Please print all of the material below, word for word.

• **Given records**:
+ + +

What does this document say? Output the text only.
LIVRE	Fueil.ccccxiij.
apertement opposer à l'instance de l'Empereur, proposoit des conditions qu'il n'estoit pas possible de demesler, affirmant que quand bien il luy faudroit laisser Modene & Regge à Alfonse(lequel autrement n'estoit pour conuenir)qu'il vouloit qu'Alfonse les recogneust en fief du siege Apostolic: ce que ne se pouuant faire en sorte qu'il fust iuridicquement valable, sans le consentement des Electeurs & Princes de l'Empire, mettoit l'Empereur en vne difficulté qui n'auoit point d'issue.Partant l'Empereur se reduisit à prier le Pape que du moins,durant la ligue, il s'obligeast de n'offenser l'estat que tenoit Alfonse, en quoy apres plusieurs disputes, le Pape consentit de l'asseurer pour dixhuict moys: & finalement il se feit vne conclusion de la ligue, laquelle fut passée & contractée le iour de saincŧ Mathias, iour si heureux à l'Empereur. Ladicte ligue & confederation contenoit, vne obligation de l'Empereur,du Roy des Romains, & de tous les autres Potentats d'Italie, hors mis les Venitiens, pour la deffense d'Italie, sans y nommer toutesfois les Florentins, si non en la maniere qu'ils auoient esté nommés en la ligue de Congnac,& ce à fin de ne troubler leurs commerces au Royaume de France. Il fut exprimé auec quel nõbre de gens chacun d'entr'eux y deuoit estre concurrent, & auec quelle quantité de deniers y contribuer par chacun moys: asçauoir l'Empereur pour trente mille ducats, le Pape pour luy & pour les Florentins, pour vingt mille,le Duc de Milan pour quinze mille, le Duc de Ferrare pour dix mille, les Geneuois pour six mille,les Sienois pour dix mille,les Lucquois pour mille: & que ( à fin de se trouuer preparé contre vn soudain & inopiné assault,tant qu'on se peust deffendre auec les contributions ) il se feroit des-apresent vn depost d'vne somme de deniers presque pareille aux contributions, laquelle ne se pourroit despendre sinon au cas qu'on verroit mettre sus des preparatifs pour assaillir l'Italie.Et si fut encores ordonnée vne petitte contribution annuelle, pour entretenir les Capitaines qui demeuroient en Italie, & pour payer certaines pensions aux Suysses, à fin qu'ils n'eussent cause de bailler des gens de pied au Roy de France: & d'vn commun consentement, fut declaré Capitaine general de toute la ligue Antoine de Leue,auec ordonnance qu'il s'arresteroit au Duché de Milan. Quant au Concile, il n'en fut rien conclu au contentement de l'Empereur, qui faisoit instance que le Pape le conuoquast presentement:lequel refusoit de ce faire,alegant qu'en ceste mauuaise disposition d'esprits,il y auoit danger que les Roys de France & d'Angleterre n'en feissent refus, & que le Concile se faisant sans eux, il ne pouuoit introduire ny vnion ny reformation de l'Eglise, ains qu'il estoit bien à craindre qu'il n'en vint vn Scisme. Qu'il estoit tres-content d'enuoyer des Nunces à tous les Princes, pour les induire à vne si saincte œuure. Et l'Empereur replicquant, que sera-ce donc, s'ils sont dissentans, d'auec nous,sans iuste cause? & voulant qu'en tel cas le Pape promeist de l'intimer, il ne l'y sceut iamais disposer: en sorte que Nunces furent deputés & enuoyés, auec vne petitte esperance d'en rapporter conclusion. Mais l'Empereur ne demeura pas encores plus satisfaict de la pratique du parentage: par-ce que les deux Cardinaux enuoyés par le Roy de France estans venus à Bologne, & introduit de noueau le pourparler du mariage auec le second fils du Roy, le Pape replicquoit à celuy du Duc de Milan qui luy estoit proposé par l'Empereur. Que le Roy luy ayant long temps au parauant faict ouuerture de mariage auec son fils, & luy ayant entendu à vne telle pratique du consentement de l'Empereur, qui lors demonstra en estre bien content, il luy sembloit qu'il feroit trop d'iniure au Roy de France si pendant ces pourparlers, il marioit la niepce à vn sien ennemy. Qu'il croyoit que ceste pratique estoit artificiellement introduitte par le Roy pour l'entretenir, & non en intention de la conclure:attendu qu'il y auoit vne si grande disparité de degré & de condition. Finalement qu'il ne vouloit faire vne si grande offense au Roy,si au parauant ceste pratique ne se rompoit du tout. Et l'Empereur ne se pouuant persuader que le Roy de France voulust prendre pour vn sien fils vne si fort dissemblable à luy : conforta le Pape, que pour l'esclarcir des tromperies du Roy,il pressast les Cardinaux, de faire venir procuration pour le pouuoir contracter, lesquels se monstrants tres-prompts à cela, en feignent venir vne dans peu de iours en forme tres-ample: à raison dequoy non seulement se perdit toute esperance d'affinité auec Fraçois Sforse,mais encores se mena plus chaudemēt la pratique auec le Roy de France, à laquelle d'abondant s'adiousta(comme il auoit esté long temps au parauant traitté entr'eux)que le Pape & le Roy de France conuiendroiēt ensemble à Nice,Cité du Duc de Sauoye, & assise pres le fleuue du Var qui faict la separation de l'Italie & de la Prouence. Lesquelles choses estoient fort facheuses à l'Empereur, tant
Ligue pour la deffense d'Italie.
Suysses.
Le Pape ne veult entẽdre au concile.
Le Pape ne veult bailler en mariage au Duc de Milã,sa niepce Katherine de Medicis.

+ + +

• **Written reply**:
What does this document say? Output the text only.
LIVRE	Fueil.ccccxiij.
apertement opposer à l'instance de l'Empereur, proposoit des conditions qu'il n'estoit pas possible de demesler, affirmant que quand bien il luy faudroit laisser Modene & Regge à Alfonse(lequel autrement n'estoit pour conuenir)qu'il vouloit qu'Alfonse les recogneust en fief du siege Apostolic: ce que ne se pouuant faire en sorte qu'il fust iuridicquement valable, sans le consentement des Electeurs & Princes de l'Empire, mettoit l'Empereur en vne difficulté qui n'auoit point d'issue.Partant l'Empereur se reduisit à prier le Pape que du moins,durant la ligue, il s'obligeast de n'offenser l'estat que tenoit Alfonse, en quoy apres plusieurs disputes, le Pape consentit de l'asseurer pour dixhuict moys: & finalement il se feit vne conclusion de la ligue, laquelle fut passée & contractée le iour de saincŧ Mathias, iour si heureux à l'Empereur. Ladicte ligue & confederation contenoit, vne obligation de l'Empereur,du Roy des Romains, & de tous les autres Potentats d'Italie, hors mis les Venitiens, pour la deffense d'Italie, sans y nommer toutesfois les Florentins, si non en la maniere qu'ils auoient esté nommés en la ligue de Congnac,& ce à fin de ne troubler leurs commerces au Royaume de France. Il fut exprimé auec quel nõbre de gens chacun d'entr'eux y deuoit estre concurrent, & auec quelle quantité de deniers y contribuer par chacun moys: asçauoir l'Empereur pour trente mille ducats, le Pape pour luy & pour les Florentins, pour vingt mille,le Duc de Milan pour quinze mille, le Duc de Ferrare pour dix mille, les Geneuois pour six mille,les Sienois pour dix mille,les Lucquois pour mille: & que ( à fin de se trouuer preparé contre vn soudain & inopiné assault,tant qu'on se peust deffendre auec les contributions ) il se feroit des-apresent vn depost d'vne somme de deniers presque pareille aux contributions, laquelle ne se pourroit despendre sinon au cas qu'on verroit mettre sus des preparatifs pour assaillir l'Italie.Et si fut encores ordonnée vne petitte contribution annuelle, pour entretenir les Capitaines qui demeuroient en Italie, & pour payer certaines pensions aux Suysses, à fin qu'ils n'eussent cause de bailler des gens de pied au Roy de France: & d'vn commun consentement, fut declaré Capitaine general de toute la ligue Antoine de Leue,auec ordonnance qu'il s'arresteroit au Duché de Milan. Quant au Concile, il n'en fut rien conclu au contentement de l'Empereur, qui faisoit instance que le Pape le conuoquast presentement:lequel refusoit de ce faire,alegant qu'en ceste mauuaise disposition d'esprits,il y auoit danger que les Roys de France & d'Angleterre n'en feissent refus, & que le Concile se faisant sans eux, il ne pouuoit introduire ny vnion ny reformation de l'Eglise, ains qu'il estoit bien à craindre qu'il n'en vint vn Scisme. Qu'il estoit tres-content d'enuoyer des Nunces à tous les Princes, pour les induire à vne si saincte œuure. Et l'Empereur replicquant, que sera-ce donc, s'ils sont dissentans, d'auec nous,sans iuste cause? & voulant qu'en tel cas le Pape promeist de l'intimer, il ne l'y sceut iamais disposer: en sorte que Nunces furent deputés & enuoyés, auec vne petitte esperance d'en rapporter conclusion. Mais l'Empereur ne demeura pas encores plus satisfaict de la pratique du parentage: par-ce que les deux Cardinaux enuoyés par le Roy de France estans venus à Bologne, & introduit de noueau le pourparler du mariage auec le second fils du Roy, le Pape replicquoit à celuy du Duc de Milan qui luy estoit proposé par l'Empereur. Que le Roy luy ayant long temps au parauant faict ouuerture de mariage auec son fils, & luy ayant entendu à vne telle pratique du consentement de l'Empereur, qui lors demonstra en estre bien content, il luy sembloit qu'il feroit trop d'iniure au Roy de France si pendant ces pourparlers, il marioit la niepce à vn sien ennemy. Qu'il croyoit que ceste pratique estoit artificiellement introduitte par le Roy pour l'entretenir, & non en intention de la conclure:attendu qu'il y auoit vne si grande disparité de degré & de condition. Finalement qu'il ne vouloit faire vne si grande offense au Roy,si au parauant ceste pratique ne se rompoit du tout. Et l'Empereur ne se pouuant persuader que le Roy de France voulust prendre pour vn sien fils vne si fort dissemblable à luy : conforta le Pape, que pour l'esclarcir des tromperies du Roy,il pressast les Cardinaux, de faire venir procuration pour le pouuoir contracter, lesquels se monstrants tres-prompts à cela, en feignent venir vne dans peu de iours en forme tres-ample: à raison dequoy non seulement se perdit toute esperance d'affinité auec Fraçois Sforse,mais encores se mena plus chaudemēt la pratique auec le Roy de France, à laquelle d'abondant s'adiousta(comme il auoit esté long temps au parauant traitté entr'eux)que le Pape & le Roy de France conuiendroiēt ensemble à Nice,Cité du Duc de Sauoye, & assise pres le fleuue du Var qui faict la separation de l'Italie & de la Prouence. Lesquelles choses estoient fort facheuses à l'Empereur, tant
Ligue pour la deffense d'Italie.
Suysses.
Le Pape ne veult entẽdre au concile.
Le Pape ne veult bailler en mariage au Duc de Milã,sa niepce Katherine de Medicis.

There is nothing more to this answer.